[Saved entries]
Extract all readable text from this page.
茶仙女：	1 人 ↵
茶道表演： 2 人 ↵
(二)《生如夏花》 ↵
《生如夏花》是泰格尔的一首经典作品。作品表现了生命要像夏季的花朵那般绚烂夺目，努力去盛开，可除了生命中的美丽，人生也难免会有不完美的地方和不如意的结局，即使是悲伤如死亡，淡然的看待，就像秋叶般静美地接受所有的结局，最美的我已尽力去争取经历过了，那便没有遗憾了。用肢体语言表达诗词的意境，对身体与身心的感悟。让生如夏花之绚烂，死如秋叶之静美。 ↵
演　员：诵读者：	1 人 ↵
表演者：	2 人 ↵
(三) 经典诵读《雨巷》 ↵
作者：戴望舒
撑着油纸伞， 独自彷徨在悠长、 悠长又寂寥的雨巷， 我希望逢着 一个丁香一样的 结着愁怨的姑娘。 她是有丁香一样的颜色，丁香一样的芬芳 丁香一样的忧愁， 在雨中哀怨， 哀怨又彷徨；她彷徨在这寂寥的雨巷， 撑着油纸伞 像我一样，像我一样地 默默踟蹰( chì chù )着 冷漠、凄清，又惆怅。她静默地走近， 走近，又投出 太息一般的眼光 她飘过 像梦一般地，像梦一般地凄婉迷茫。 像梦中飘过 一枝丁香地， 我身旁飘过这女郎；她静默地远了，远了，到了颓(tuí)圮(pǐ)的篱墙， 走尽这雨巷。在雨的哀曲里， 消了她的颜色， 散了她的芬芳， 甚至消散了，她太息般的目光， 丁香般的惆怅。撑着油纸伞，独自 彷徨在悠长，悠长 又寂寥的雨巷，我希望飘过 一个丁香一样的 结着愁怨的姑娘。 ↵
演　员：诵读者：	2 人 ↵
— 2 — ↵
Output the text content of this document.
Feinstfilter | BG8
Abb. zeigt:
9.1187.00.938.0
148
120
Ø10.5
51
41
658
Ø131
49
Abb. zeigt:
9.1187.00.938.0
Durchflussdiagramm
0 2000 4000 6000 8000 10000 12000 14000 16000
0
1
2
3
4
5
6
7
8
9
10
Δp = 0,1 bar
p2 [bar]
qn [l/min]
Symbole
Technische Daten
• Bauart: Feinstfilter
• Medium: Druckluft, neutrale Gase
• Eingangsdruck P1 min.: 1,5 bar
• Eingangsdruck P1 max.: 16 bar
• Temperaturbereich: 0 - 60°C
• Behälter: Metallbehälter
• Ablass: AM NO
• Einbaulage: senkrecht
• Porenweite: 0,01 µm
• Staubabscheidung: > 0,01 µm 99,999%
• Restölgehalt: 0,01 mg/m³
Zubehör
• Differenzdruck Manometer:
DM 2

Task objective => Copy each line of the listing that contains the string "生如夏花".

Result for this task =>
(二)《生如夏花》 ↵
《生如夏花》是泰格尔的一首经典作品。作品表现了生命要像夏季的花朵那般绚烂夺目，努力去盛开，可除了生命中的美丽，人生也难免会有不完美的地方和不如意的结局，即使是悲伤如死亡，淡然的看待，就像秋叶般静美地接受所有的结局，最美的我已尽力去争取经历过了，那便没有遗憾了。用肢体语言表达诗词的意境，对身体与身心的感悟。让生如夏花之绚烂，死如秋叶之静美。 ↵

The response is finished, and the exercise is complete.